[Dataset excerpts]
* start *
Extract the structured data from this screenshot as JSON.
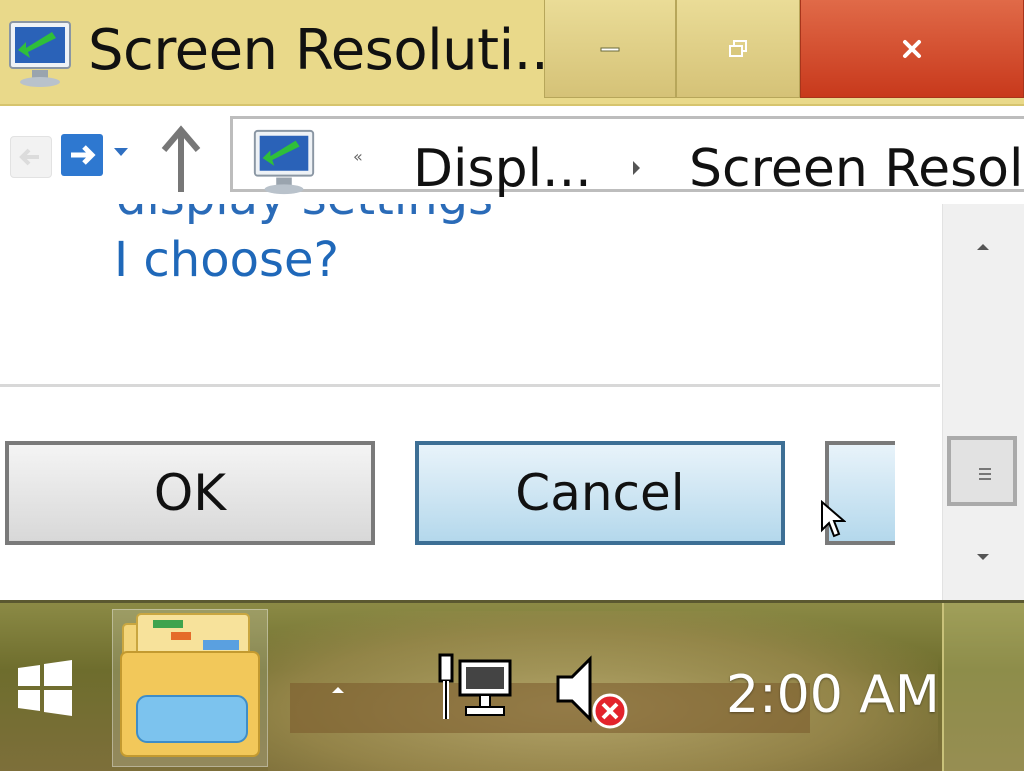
{
  "window": {
    "title": "Screen Resoluti...",
    "controls": {
      "minimize": "minimize",
      "maximize": "restore",
      "close": "close"
    }
  },
  "address_bar": {
    "overflow_chevron": "«",
    "breadcrumbs": [
      "Displ...",
      "Screen Resol"
    ]
  },
  "content": {
    "cutoff_text": "display settings",
    "help_link": "I choose?",
    "buttons": {
      "ok": "OK",
      "cancel": "Cancel",
      "apply": ""
    }
  },
  "taskbar": {
    "clock": "2:00 AM",
    "tray_icons": [
      "network-icon",
      "volume-muted-icon"
    ],
    "pinned": [
      "file-explorer"
    ]
  },
  "colors": {
    "titlebar": "#e9d98a",
    "close_button": "#d04a2a",
    "link": "#1f68b9",
    "focused_button_border": "#3d6f95"
  }
}
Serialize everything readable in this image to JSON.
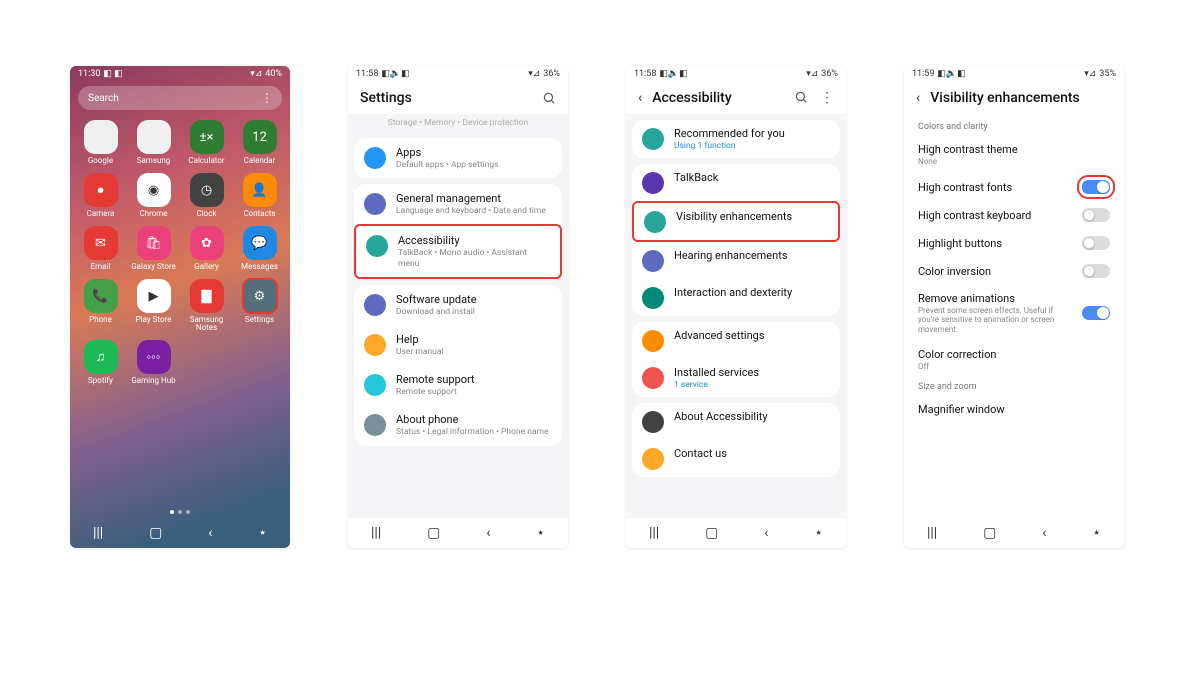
{
  "screen1": {
    "status": {
      "time": "11:30",
      "icons": "◧ ◧",
      "battery": "40%",
      "signal": "▾ ⊿"
    },
    "search_placeholder": "Search",
    "apps": [
      {
        "label": "Google",
        "bg": "#f0f0f0"
      },
      {
        "label": "Samsung",
        "bg": "#f0f0f0"
      },
      {
        "label": "Calculator",
        "bg": "#2e7d32"
      },
      {
        "label": "Calendar",
        "bg": "#2e7d32",
        "text": "12"
      },
      {
        "label": "Camera",
        "bg": "#e53935"
      },
      {
        "label": "Chrome",
        "bg": "#fff"
      },
      {
        "label": "Clock",
        "bg": "#424242"
      },
      {
        "label": "Contacts",
        "bg": "#fb8c00"
      },
      {
        "label": "Email",
        "bg": "#e53935"
      },
      {
        "label": "Galaxy Store",
        "bg": "#ec407a"
      },
      {
        "label": "Gallery",
        "bg": "#ec407a"
      },
      {
        "label": "Messages",
        "bg": "#1e88e5"
      },
      {
        "label": "Phone",
        "bg": "#43a047"
      },
      {
        "label": "Play Store",
        "bg": "#fff"
      },
      {
        "label": "Samsung Notes",
        "bg": "#e53935"
      },
      {
        "label": "Settings",
        "bg": "#546e7a",
        "highlight": true
      },
      {
        "label": "Spotify",
        "bg": "#1db954"
      },
      {
        "label": "Gaming Hub",
        "bg": "#7b1fa2"
      }
    ]
  },
  "screen2": {
    "status": {
      "time": "11:58",
      "icons": "◧ 🔊 ◧",
      "battery": "36%",
      "signal": "▾ ⊿"
    },
    "title": "Settings",
    "truncated": "Storage  •  Memory  •  Device protection",
    "items": [
      {
        "title": "Apps",
        "sub": "Default apps  •  App settings",
        "color": "#2196f3",
        "card": 1
      },
      {
        "title": "General management",
        "sub": "Language and keyboard  •  Date and time",
        "color": "#5c6bc0",
        "card": 2
      },
      {
        "title": "Accessibility",
        "sub": "TalkBack  •  Mono audio  •  Assistant menu",
        "color": "#26a69a",
        "card": 2,
        "highlight": true
      },
      {
        "title": "Software update",
        "sub": "Download and install",
        "color": "#5c6bc0",
        "card": 3
      },
      {
        "title": "Help",
        "sub": "User manual",
        "color": "#ffa726",
        "card": 3
      },
      {
        "title": "Remote support",
        "sub": "Remote support",
        "color": "#26c6da",
        "card": 3
      },
      {
        "title": "About phone",
        "sub": "Status  •  Legal information  •  Phone name",
        "color": "#78909c",
        "card": 3
      }
    ]
  },
  "screen3": {
    "status": {
      "time": "11:58",
      "icons": "◧ 🔊 ◧",
      "battery": "36%",
      "signal": "▾ ⊿"
    },
    "title": "Accessibility",
    "items": [
      {
        "title": "Recommended for you",
        "sub": "Using 1 function",
        "sublink": true,
        "color": "#26a69a",
        "card": 1
      },
      {
        "title": "TalkBack",
        "color": "#5e35b1",
        "card": 2
      },
      {
        "title": "Visibility enhancements",
        "color": "#26a69a",
        "card": 2,
        "highlight": true
      },
      {
        "title": "Hearing enhancements",
        "color": "#5c6bc0",
        "card": 2
      },
      {
        "title": "Interaction and dexterity",
        "color": "#00897b",
        "card": 2
      },
      {
        "title": "Advanced settings",
        "color": "#fb8c00",
        "card": 3
      },
      {
        "title": "Installed services",
        "sub": "1 service",
        "sublink": true,
        "color": "#ef5350",
        "card": 3
      },
      {
        "title": "About Accessibility",
        "color": "#424242",
        "card": 4
      },
      {
        "title": "Contact us",
        "color": "#ffa726",
        "card": 4
      }
    ]
  },
  "screen4": {
    "status": {
      "time": "11:59",
      "icons": "◧ 🔊 ◧",
      "battery": "35%",
      "signal": "▾ ⊿"
    },
    "title": "Visibility enhancements",
    "section1": "Colors and clarity",
    "settings": [
      {
        "title": "High contrast theme",
        "sub": "None",
        "toggle": null
      },
      {
        "title": "High contrast fonts",
        "toggle": true,
        "highlight": true
      },
      {
        "title": "High contrast keyboard",
        "toggle": false
      },
      {
        "title": "Highlight buttons",
        "toggle": false
      },
      {
        "title": "Color inversion",
        "toggle": false
      },
      {
        "title": "Remove animations",
        "sub": "Prevent some screen effects. Useful if you're sensitive to animation or screen movement.",
        "toggle": true
      },
      {
        "title": "Color correction",
        "sub": "Off",
        "toggle": null
      }
    ],
    "section2": "Size and zoom",
    "settings2": [
      {
        "title": "Magnifier window"
      }
    ]
  }
}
* end *
Set task »
Return the material word for word. Pictures are not part of the copy.

In response »
Extract the structured data from this screenshot as JSON.
{
  "window": {
    "title": "Screen Resoluti...",
    "controls": {
      "minimize": "minimize",
      "maximize": "restore",
      "close": "close"
    }
  },
  "address_bar": {
    "overflow_chevron": "«",
    "breadcrumbs": [
      "Displ...",
      "Screen Resol"
    ]
  },
  "content": {
    "cutoff_text": "display settings",
    "help_link": "I choose?",
    "buttons": {
      "ok": "OK",
      "cancel": "Cancel",
      "apply": ""
    }
  },
  "taskbar": {
    "clock": "2:00 AM",
    "tray_icons": [
      "network-icon",
      "volume-muted-icon"
    ],
    "pinned": [
      "file-explorer"
    ]
  },
  "colors": {
    "titlebar": "#e9d98a",
    "close_button": "#d04a2a",
    "link": "#1f68b9",
    "focused_button_border": "#3d6f95"
  }
}
Serialize everything readable in this image to JSON.
{
  "screen1": {
    "status": {
      "time": "11:30",
      "icons": "◧ ◧",
      "battery": "40%",
      "signal": "▾ ⊿"
    },
    "search_placeholder": "Search",
    "apps": [
      {
        "label": "Google",
        "bg": "#f0f0f0"
      },
      {
        "label": "Samsung",
        "bg": "#f0f0f0"
      },
      {
        "label": "Calculator",
        "bg": "#2e7d32"
      },
      {
        "label": "Calendar",
        "bg": "#2e7d32",
        "text": "12"
      },
      {
        "label": "Camera",
        "bg": "#e53935"
      },
      {
        "label": "Chrome",
        "bg": "#fff"
      },
      {
        "label": "Clock",
        "bg": "#424242"
      },
      {
        "label": "Contacts",
        "bg": "#fb8c00"
      },
      {
        "label": "Email",
        "bg": "#e53935"
      },
      {
        "label": "Galaxy Store",
        "bg": "#ec407a"
      },
      {
        "label": "Gallery",
        "bg": "#ec407a"
      },
      {
        "label": "Messages",
        "bg": "#1e88e5"
      },
      {
        "label": "Phone",
        "bg": "#43a047"
      },
      {
        "label": "Play Store",
        "bg": "#fff"
      },
      {
        "label": "Samsung Notes",
        "bg": "#e53935"
      },
      {
        "label": "Settings",
        "bg": "#546e7a",
        "highlight": true
      },
      {
        "label": "Spotify",
        "bg": "#1db954"
      },
      {
        "label": "Gaming Hub",
        "bg": "#7b1fa2"
      }
    ]
  },
  "screen2": {
    "status": {
      "time": "11:58",
      "icons": "◧ 🔊 ◧",
      "battery": "36%",
      "signal": "▾ ⊿"
    },
    "title": "Settings",
    "truncated": "Storage  •  Memory  •  Device protection",
    "items": [
      {
        "title": "Apps",
        "sub": "Default apps  •  App settings",
        "color": "#2196f3",
        "card": 1
      },
      {
        "title": "General management",
        "sub": "Language and keyboard  •  Date and time",
        "color": "#5c6bc0",
        "card": 2
      },
      {
        "title": "Accessibility",
        "sub": "TalkBack  •  Mono audio  •  Assistant menu",
        "color": "#26a69a",
        "card": 2,
        "highlight": true
      },
      {
        "title": "Software update",
        "sub": "Download and install",
        "color": "#5c6bc0",
        "card": 3
      },
      {
        "title": "Help",
        "sub": "User manual",
        "color": "#ffa726",
        "card": 3
      },
      {
        "title": "Remote support",
        "sub": "Remote support",
        "color": "#26c6da",
        "card": 3
      },
      {
        "title": "About phone",
        "sub": "Status  •  Legal information  •  Phone name",
        "color": "#78909c",
        "card": 3
      }
    ]
  },
  "screen3": {
    "status": {
      "time": "11:58",
      "icons": "◧ 🔊 ◧",
      "battery": "36%",
      "signal": "▾ ⊿"
    },
    "title": "Accessibility",
    "items": [
      {
        "title": "Recommended for you",
        "sub": "Using 1 function",
        "sublink": true,
        "color": "#26a69a",
        "card": 1
      },
      {
        "title": "TalkBack",
        "color": "#5e35b1",
        "card": 2
      },
      {
        "title": "Visibility enhancements",
        "color": "#26a69a",
        "card": 2,
        "highlight": true
      },
      {
        "title": "Hearing enhancements",
        "color": "#5c6bc0",
        "card": 2
      },
      {
        "title": "Interaction and dexterity",
        "color": "#00897b",
        "card": 2
      },
      {
        "title": "Advanced settings",
        "color": "#fb8c00",
        "card": 3
      },
      {
        "title": "Installed services",
        "sub": "1 service",
        "sublink": true,
        "color": "#ef5350",
        "card": 3
      },
      {
        "title": "About Accessibility",
        "color": "#424242",
        "card": 4
      },
      {
        "title": "Contact us",
        "color": "#ffa726",
        "card": 4
      }
    ]
  },
  "screen4": {
    "status": {
      "time": "11:59",
      "icons": "◧ 🔊 ◧",
      "battery": "35%",
      "signal": "▾ ⊿"
    },
    "title": "Visibility enhancements",
    "section1": "Colors and clarity",
    "settings": [
      {
        "title": "High contrast theme",
        "sub": "None",
        "toggle": null
      },
      {
        "title": "High contrast fonts",
        "toggle": true,
        "highlight": true
      },
      {
        "title": "High contrast keyboard",
        "toggle": false
      },
      {
        "title": "Highlight buttons",
        "toggle": false
      },
      {
        "title": "Color inversion",
        "toggle": false
      },
      {
        "title": "Remove animations",
        "sub": "Prevent some screen effects. Useful if you're sensitive to animation or screen movement.",
        "toggle": true
      },
      {
        "title": "Color correction",
        "sub": "Off",
        "toggle": null
      }
    ],
    "section2": "Size and zoom",
    "settings2": [
      {
        "title": "Magnifier window"
      }
    ]
  }
}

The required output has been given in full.